Set each entry down verbatim, omitting images.
## Start Data records
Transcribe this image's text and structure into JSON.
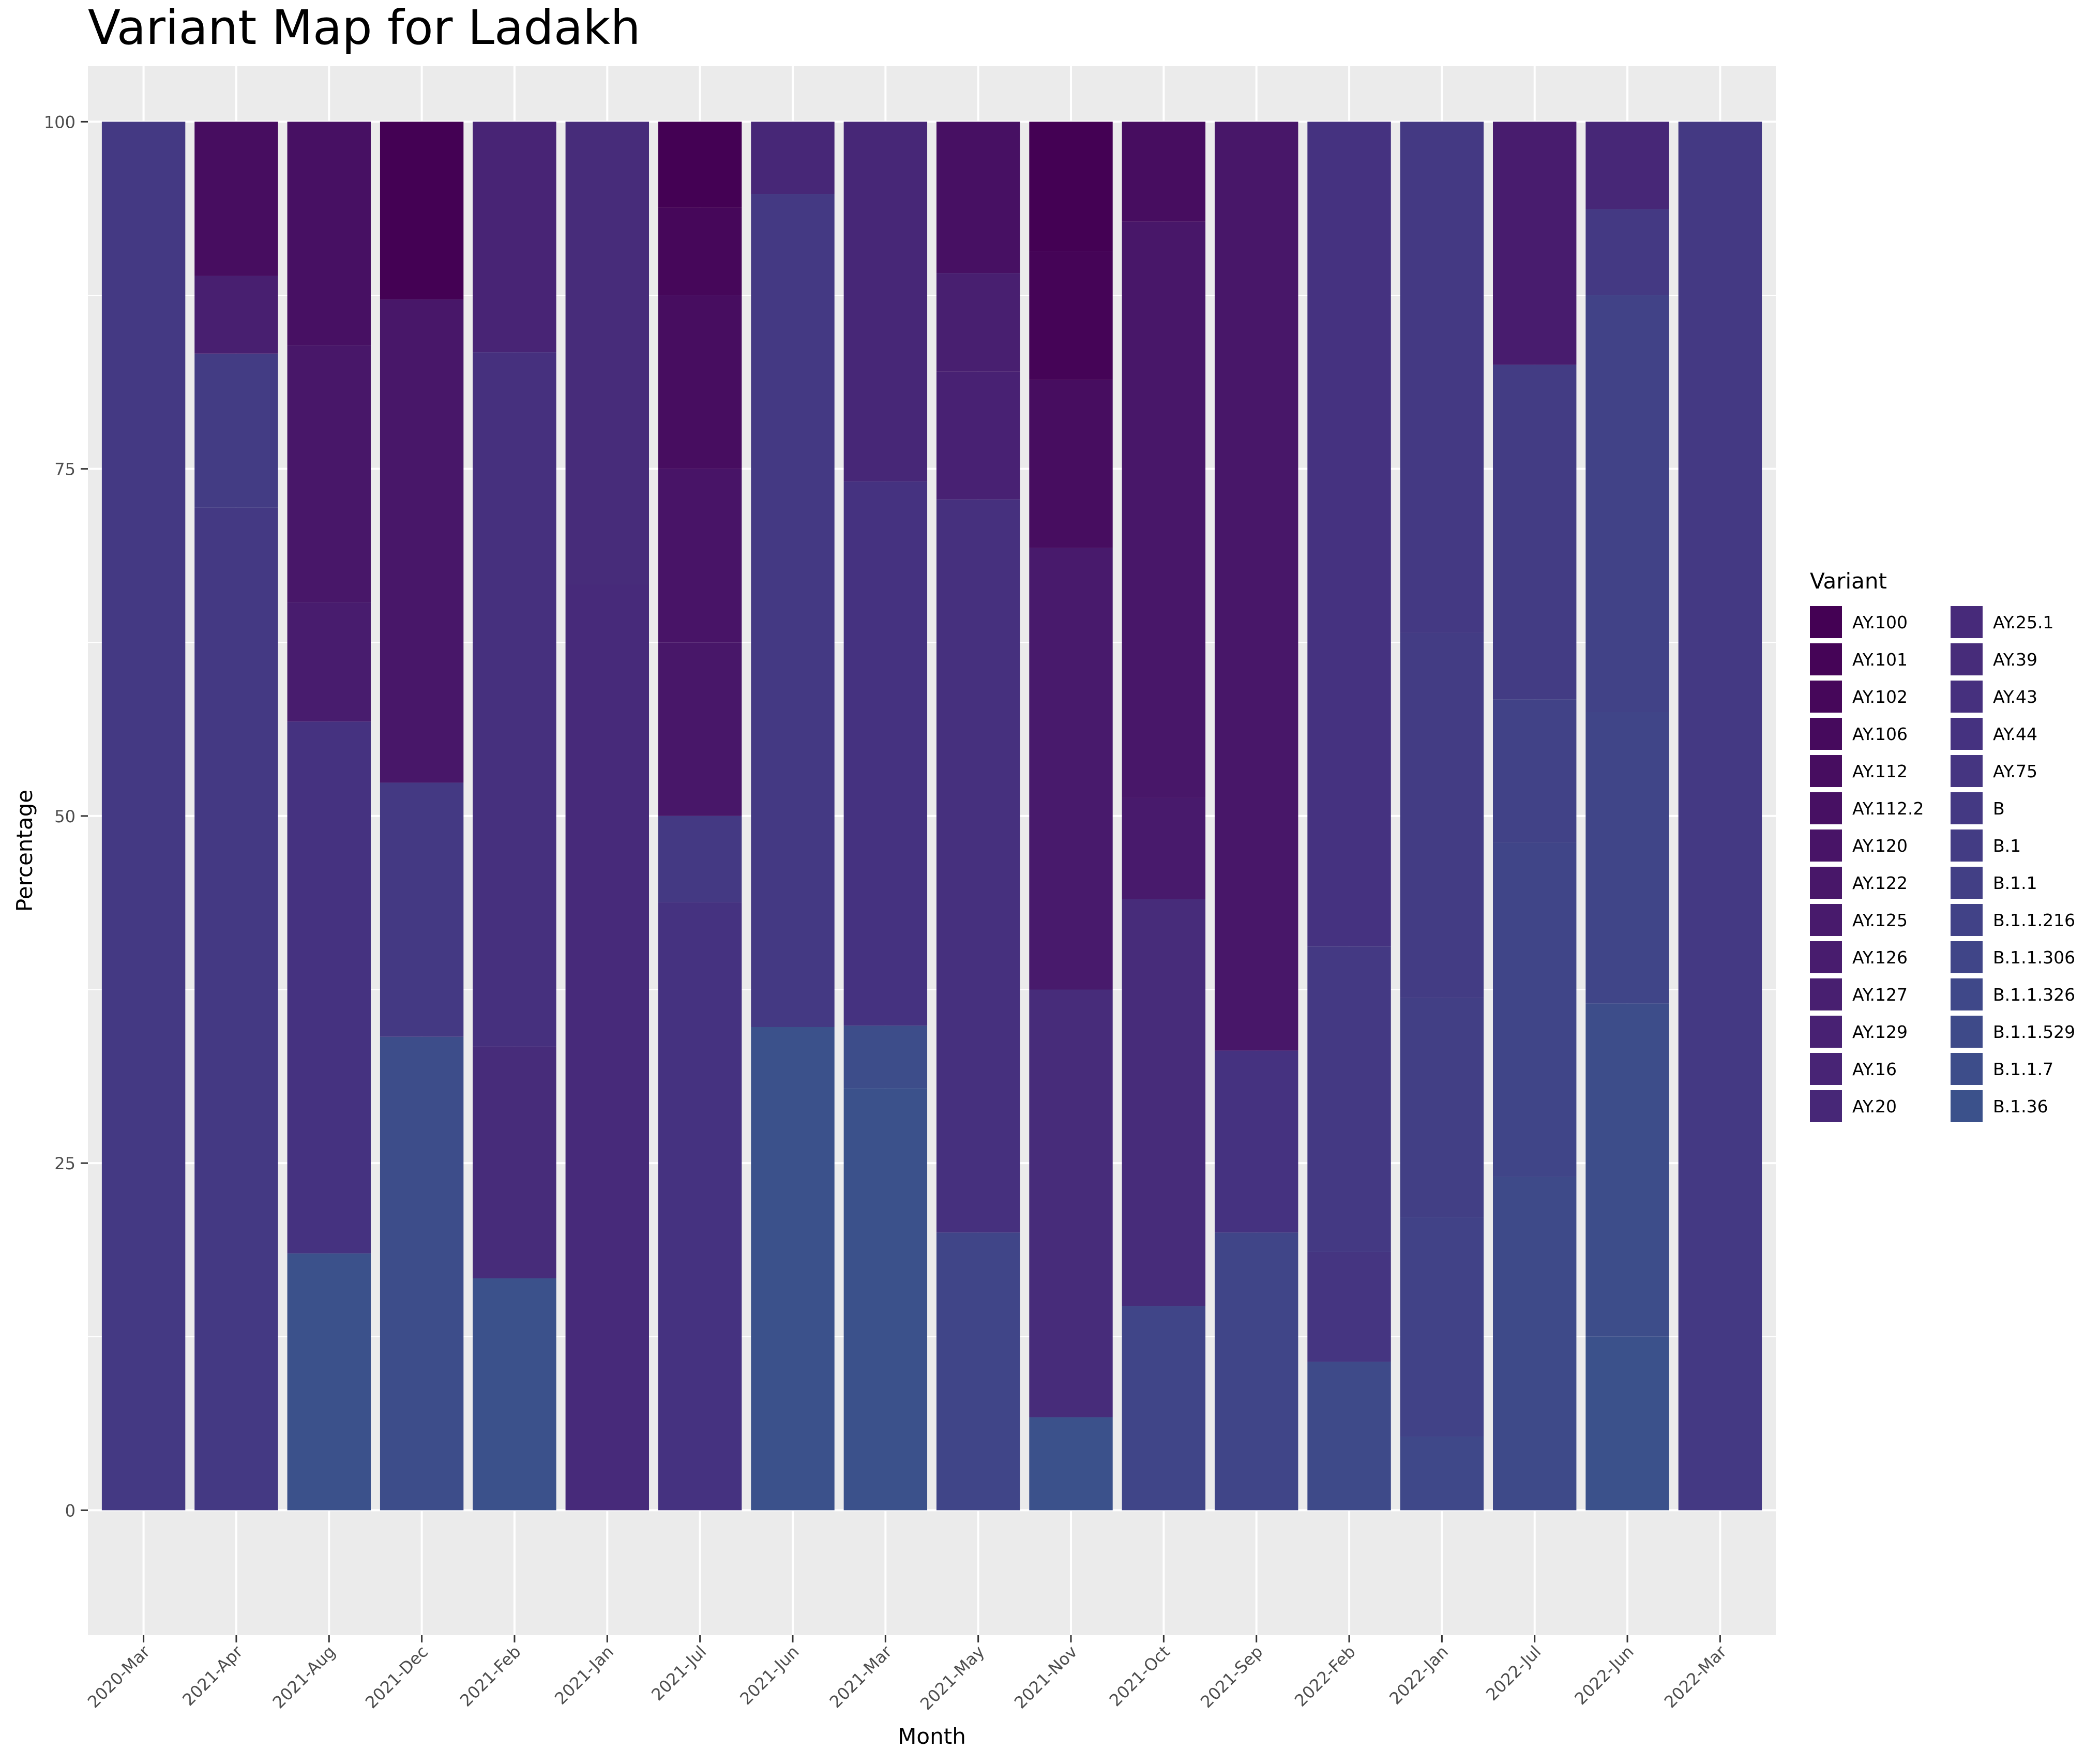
{
  "chart_data": {
    "type": "bar",
    "stacked": true,
    "title": "Variant Map for Ladakh",
    "xlabel": "Month",
    "ylabel": "Percentage",
    "ylim": [
      -9,
      104
    ],
    "yticks": [
      0,
      25,
      50,
      75,
      100
    ],
    "grid": true,
    "legend_title": "Variant",
    "legend_position": "right",
    "panel_background": "#EBEBEB",
    "grid_color": "#FFFFFF",
    "legend_items": [
      {
        "label": "AY.100",
        "color": "#440154"
      },
      {
        "label": "AY.101",
        "color": "#450457"
      },
      {
        "label": "AY.102",
        "color": "#46075A"
      },
      {
        "label": "AY.106",
        "color": "#460A5D"
      },
      {
        "label": "AY.112",
        "color": "#470D60"
      },
      {
        "label": "AY.112.2",
        "color": "#471063"
      },
      {
        "label": "AY.120",
        "color": "#481467"
      },
      {
        "label": "AY.122",
        "color": "#481769"
      },
      {
        "label": "AY.125",
        "color": "#481A6C"
      },
      {
        "label": "AY.126",
        "color": "#481C6E"
      },
      {
        "label": "AY.127",
        "color": "#481F70"
      },
      {
        "label": "AY.129",
        "color": "#482173"
      },
      {
        "label": "AY.16",
        "color": "#482475"
      },
      {
        "label": "AY.20",
        "color": "#472777"
      },
      {
        "label": "AY.25.1",
        "color": "#472A7A"
      },
      {
        "label": "AY.39",
        "color": "#472C7A"
      },
      {
        "label": "AY.43",
        "color": "#46307E"
      },
      {
        "label": "AY.44",
        "color": "#453280"
      },
      {
        "label": "AY.75",
        "color": "#453581"
      },
      {
        "label": "B",
        "color": "#443983"
      },
      {
        "label": "B.1",
        "color": "#433C84"
      },
      {
        "label": "B.1.1",
        "color": "#423F85"
      },
      {
        "label": "B.1.1.216",
        "color": "#414287"
      },
      {
        "label": "B.1.1.306",
        "color": "#404588"
      },
      {
        "label": "B.1.1.326",
        "color": "#3F4889"
      },
      {
        "label": "B.1.1.529",
        "color": "#3E4A89"
      },
      {
        "label": "B.1.1.7",
        "color": "#3D4D8A"
      },
      {
        "label": "B.1.36",
        "color": "#3B518B"
      }
    ],
    "categories": [
      "2020-Mar",
      "2021-Apr",
      "2021-Aug",
      "2021-Dec",
      "2021-Feb",
      "2021-Jan",
      "2021-Jul",
      "2021-Jun",
      "2021-Mar",
      "2021-May",
      "2021-Nov",
      "2021-Oct",
      "2021-Sep",
      "2022-Feb",
      "2022-Jan",
      "2022-Jul",
      "2022-Jun",
      "2022-Mar"
    ],
    "stacks": [
      [
        {
          "variant": "B",
          "value": 100
        }
      ],
      [
        {
          "variant": "B",
          "value": 72.2
        },
        {
          "variant": "B.1",
          "value": 11.1
        },
        {
          "variant": "AY.127",
          "value": 5.6
        },
        {
          "variant": "AY.112",
          "value": 11.1
        }
      ],
      [
        {
          "variant": "B.1.36",
          "value": 18.5
        },
        {
          "variant": "AY.44",
          "value": 38.3
        },
        {
          "variant": "AY.126",
          "value": 8.6
        },
        {
          "variant": "AY.122",
          "value": 18.5
        },
        {
          "variant": "AY.112.2",
          "value": 16.1
        }
      ],
      [
        {
          "variant": "B.1.1.7",
          "value": 34.1
        },
        {
          "variant": "B",
          "value": 18.3
        },
        {
          "variant": "AY.122",
          "value": 34.8
        },
        {
          "variant": "AY.100",
          "value": 12.8
        }
      ],
      [
        {
          "variant": "B.1.36",
          "value": 16.7
        },
        {
          "variant": "AY.39",
          "value": 16.7
        },
        {
          "variant": "AY.43",
          "value": 50.0
        },
        {
          "variant": "AY.16",
          "value": 16.6
        }
      ],
      [
        {
          "variant": "AY.25.1",
          "value": 66.7
        },
        {
          "variant": "AY.39",
          "value": 33.3
        }
      ],
      [
        {
          "variant": "AY.44",
          "value": 43.8
        },
        {
          "variant": "B",
          "value": 6.2
        },
        {
          "variant": "AY.122",
          "value": 12.5
        },
        {
          "variant": "AY.120",
          "value": 12.5
        },
        {
          "variant": "AY.112",
          "value": 12.5
        },
        {
          "variant": "AY.102",
          "value": 6.3
        },
        {
          "variant": "AY.100",
          "value": 6.2
        }
      ],
      [
        {
          "variant": "B.1.36",
          "value": 34.8
        },
        {
          "variant": "B",
          "value": 60.0
        },
        {
          "variant": "AY.20",
          "value": 5.2
        }
      ],
      [
        {
          "variant": "B.1.36",
          "value": 30.4
        },
        {
          "variant": "B.1.1.7",
          "value": 4.5
        },
        {
          "variant": "AY.44",
          "value": 39.2
        },
        {
          "variant": "AY.20",
          "value": 25.9
        }
      ],
      [
        {
          "variant": "B.1.1.306",
          "value": 20.0
        },
        {
          "variant": "AY.43",
          "value": 52.8
        },
        {
          "variant": "AY.129",
          "value": 9.2
        },
        {
          "variant": "AY.127",
          "value": 7.1
        },
        {
          "variant": "AY.112.2",
          "value": 10.9
        }
      ],
      [
        {
          "variant": "B.1.36",
          "value": 6.7
        },
        {
          "variant": "AY.39",
          "value": 30.8
        },
        {
          "variant": "AY.125",
          "value": 31.8
        },
        {
          "variant": "AY.112",
          "value": 12.1
        },
        {
          "variant": "AY.101",
          "value": 9.3
        },
        {
          "variant": "AY.100",
          "value": 9.3
        }
      ],
      [
        {
          "variant": "B.1.1.306",
          "value": 14.7
        },
        {
          "variant": "AY.39",
          "value": 29.3
        },
        {
          "variant": "AY.125",
          "value": 7.3
        },
        {
          "variant": "AY.122",
          "value": 41.5
        },
        {
          "variant": "AY.112",
          "value": 7.2
        }
      ],
      [
        {
          "variant": "B.1.1.306",
          "value": 20.0
        },
        {
          "variant": "AY.44",
          "value": 13.1
        },
        {
          "variant": "AY.122",
          "value": 66.9
        }
      ],
      [
        {
          "variant": "B.1.1.529",
          "value": 10.7
        },
        {
          "variant": "AY.75",
          "value": 7.9
        },
        {
          "variant": "B",
          "value": 22.0
        },
        {
          "variant": "AY.44",
          "value": 59.4
        }
      ],
      [
        {
          "variant": "B.1.1.326",
          "value": 5.3
        },
        {
          "variant": "B.1.1.216",
          "value": 15.8
        },
        {
          "variant": "B.1.1",
          "value": 15.8
        },
        {
          "variant": "B.1",
          "value": 26.3
        },
        {
          "variant": "B",
          "value": 36.8
        }
      ],
      [
        {
          "variant": "B.1.1.529",
          "value": 24.0
        },
        {
          "variant": "B.1.1.306",
          "value": 24.1
        },
        {
          "variant": "B.1.1.216",
          "value": 10.3
        },
        {
          "variant": "B.1",
          "value": 24.1
        },
        {
          "variant": "AY.126",
          "value": 17.5
        }
      ],
      [
        {
          "variant": "B.1.36",
          "value": 12.5
        },
        {
          "variant": "B.1.1.7",
          "value": 24.0
        },
        {
          "variant": "B.1.1.306",
          "value": 21.0
        },
        {
          "variant": "B.1.1.216",
          "value": 30.0
        },
        {
          "variant": "B",
          "value": 6.2
        },
        {
          "variant": "AY.20",
          "value": 6.3
        }
      ],
      [
        {
          "variant": "B",
          "value": 100
        }
      ]
    ]
  }
}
## End Data records
The completed task:
Transcribe this image's text and structure into JSON.
{
  "chart_data": {
    "type": "bar",
    "stacked": true,
    "title": "Variant Map for Ladakh",
    "xlabel": "Month",
    "ylabel": "Percentage",
    "ylim": [
      -9,
      104
    ],
    "yticks": [
      0,
      25,
      50,
      75,
      100
    ],
    "grid": true,
    "legend_title": "Variant",
    "legend_position": "right",
    "panel_background": "#EBEBEB",
    "grid_color": "#FFFFFF",
    "legend_items": [
      {
        "label": "AY.100",
        "color": "#440154"
      },
      {
        "label": "AY.101",
        "color": "#450457"
      },
      {
        "label": "AY.102",
        "color": "#46075A"
      },
      {
        "label": "AY.106",
        "color": "#460A5D"
      },
      {
        "label": "AY.112",
        "color": "#470D60"
      },
      {
        "label": "AY.112.2",
        "color": "#471063"
      },
      {
        "label": "AY.120",
        "color": "#481467"
      },
      {
        "label": "AY.122",
        "color": "#481769"
      },
      {
        "label": "AY.125",
        "color": "#481A6C"
      },
      {
        "label": "AY.126",
        "color": "#481C6E"
      },
      {
        "label": "AY.127",
        "color": "#481F70"
      },
      {
        "label": "AY.129",
        "color": "#482173"
      },
      {
        "label": "AY.16",
        "color": "#482475"
      },
      {
        "label": "AY.20",
        "color": "#472777"
      },
      {
        "label": "AY.25.1",
        "color": "#472A7A"
      },
      {
        "label": "AY.39",
        "color": "#472C7A"
      },
      {
        "label": "AY.43",
        "color": "#46307E"
      },
      {
        "label": "AY.44",
        "color": "#453280"
      },
      {
        "label": "AY.75",
        "color": "#453581"
      },
      {
        "label": "B",
        "color": "#443983"
      },
      {
        "label": "B.1",
        "color": "#433C84"
      },
      {
        "label": "B.1.1",
        "color": "#423F85"
      },
      {
        "label": "B.1.1.216",
        "color": "#414287"
      },
      {
        "label": "B.1.1.306",
        "color": "#404588"
      },
      {
        "label": "B.1.1.326",
        "color": "#3F4889"
      },
      {
        "label": "B.1.1.529",
        "color": "#3E4A89"
      },
      {
        "label": "B.1.1.7",
        "color": "#3D4D8A"
      },
      {
        "label": "B.1.36",
        "color": "#3B518B"
      }
    ],
    "categories": [
      "2020-Mar",
      "2021-Apr",
      "2021-Aug",
      "2021-Dec",
      "2021-Feb",
      "2021-Jan",
      "2021-Jul",
      "2021-Jun",
      "2021-Mar",
      "2021-May",
      "2021-Nov",
      "2021-Oct",
      "2021-Sep",
      "2022-Feb",
      "2022-Jan",
      "2022-Jul",
      "2022-Jun",
      "2022-Mar"
    ],
    "stacks": [
      [
        {
          "variant": "B",
          "value": 100
        }
      ],
      [
        {
          "variant": "B",
          "value": 72.2
        },
        {
          "variant": "B.1",
          "value": 11.1
        },
        {
          "variant": "AY.127",
          "value": 5.6
        },
        {
          "variant": "AY.112",
          "value": 11.1
        }
      ],
      [
        {
          "variant": "B.1.36",
          "value": 18.5
        },
        {
          "variant": "AY.44",
          "value": 38.3
        },
        {
          "variant": "AY.126",
          "value": 8.6
        },
        {
          "variant": "AY.122",
          "value": 18.5
        },
        {
          "variant": "AY.112.2",
          "value": 16.1
        }
      ],
      [
        {
          "variant": "B.1.1.7",
          "value": 34.1
        },
        {
          "variant": "B",
          "value": 18.3
        },
        {
          "variant": "AY.122",
          "value": 34.8
        },
        {
          "variant": "AY.100",
          "value": 12.8
        }
      ],
      [
        {
          "variant": "B.1.36",
          "value": 16.7
        },
        {
          "variant": "AY.39",
          "value": 16.7
        },
        {
          "variant": "AY.43",
          "value": 50.0
        },
        {
          "variant": "AY.16",
          "value": 16.6
        }
      ],
      [
        {
          "variant": "AY.25.1",
          "value": 66.7
        },
        {
          "variant": "AY.39",
          "value": 33.3
        }
      ],
      [
        {
          "variant": "AY.44",
          "value": 43.8
        },
        {
          "variant": "B",
          "value": 6.2
        },
        {
          "variant": "AY.122",
          "value": 12.5
        },
        {
          "variant": "AY.120",
          "value": 12.5
        },
        {
          "variant": "AY.112",
          "value": 12.5
        },
        {
          "variant": "AY.102",
          "value": 6.3
        },
        {
          "variant": "AY.100",
          "value": 6.2
        }
      ],
      [
        {
          "variant": "B.1.36",
          "value": 34.8
        },
        {
          "variant": "B",
          "value": 60.0
        },
        {
          "variant": "AY.20",
          "value": 5.2
        }
      ],
      [
        {
          "variant": "B.1.36",
          "value": 30.4
        },
        {
          "variant": "B.1.1.7",
          "value": 4.5
        },
        {
          "variant": "AY.44",
          "value": 39.2
        },
        {
          "variant": "AY.20",
          "value": 25.9
        }
      ],
      [
        {
          "variant": "B.1.1.306",
          "value": 20.0
        },
        {
          "variant": "AY.43",
          "value": 52.8
        },
        {
          "variant": "AY.129",
          "value": 9.2
        },
        {
          "variant": "AY.127",
          "value": 7.1
        },
        {
          "variant": "AY.112.2",
          "value": 10.9
        }
      ],
      [
        {
          "variant": "B.1.36",
          "value": 6.7
        },
        {
          "variant": "AY.39",
          "value": 30.8
        },
        {
          "variant": "AY.125",
          "value": 31.8
        },
        {
          "variant": "AY.112",
          "value": 12.1
        },
        {
          "variant": "AY.101",
          "value": 9.3
        },
        {
          "variant": "AY.100",
          "value": 9.3
        }
      ],
      [
        {
          "variant": "B.1.1.306",
          "value": 14.7
        },
        {
          "variant": "AY.39",
          "value": 29.3
        },
        {
          "variant": "AY.125",
          "value": 7.3
        },
        {
          "variant": "AY.122",
          "value": 41.5
        },
        {
          "variant": "AY.112",
          "value": 7.2
        }
      ],
      [
        {
          "variant": "B.1.1.306",
          "value": 20.0
        },
        {
          "variant": "AY.44",
          "value": 13.1
        },
        {
          "variant": "AY.122",
          "value": 66.9
        }
      ],
      [
        {
          "variant": "B.1.1.529",
          "value": 10.7
        },
        {
          "variant": "AY.75",
          "value": 7.9
        },
        {
          "variant": "B",
          "value": 22.0
        },
        {
          "variant": "AY.44",
          "value": 59.4
        }
      ],
      [
        {
          "variant": "B.1.1.326",
          "value": 5.3
        },
        {
          "variant": "B.1.1.216",
          "value": 15.8
        },
        {
          "variant": "B.1.1",
          "value": 15.8
        },
        {
          "variant": "B.1",
          "value": 26.3
        },
        {
          "variant": "B",
          "value": 36.8
        }
      ],
      [
        {
          "variant": "B.1.1.529",
          "value": 24.0
        },
        {
          "variant": "B.1.1.306",
          "value": 24.1
        },
        {
          "variant": "B.1.1.216",
          "value": 10.3
        },
        {
          "variant": "B.1",
          "value": 24.1
        },
        {
          "variant": "AY.126",
          "value": 17.5
        }
      ],
      [
        {
          "variant": "B.1.36",
          "value": 12.5
        },
        {
          "variant": "B.1.1.7",
          "value": 24.0
        },
        {
          "variant": "B.1.1.306",
          "value": 21.0
        },
        {
          "variant": "B.1.1.216",
          "value": 30.0
        },
        {
          "variant": "B",
          "value": 6.2
        },
        {
          "variant": "AY.20",
          "value": 6.3
        }
      ],
      [
        {
          "variant": "B",
          "value": 100
        }
      ]
    ]
  }
}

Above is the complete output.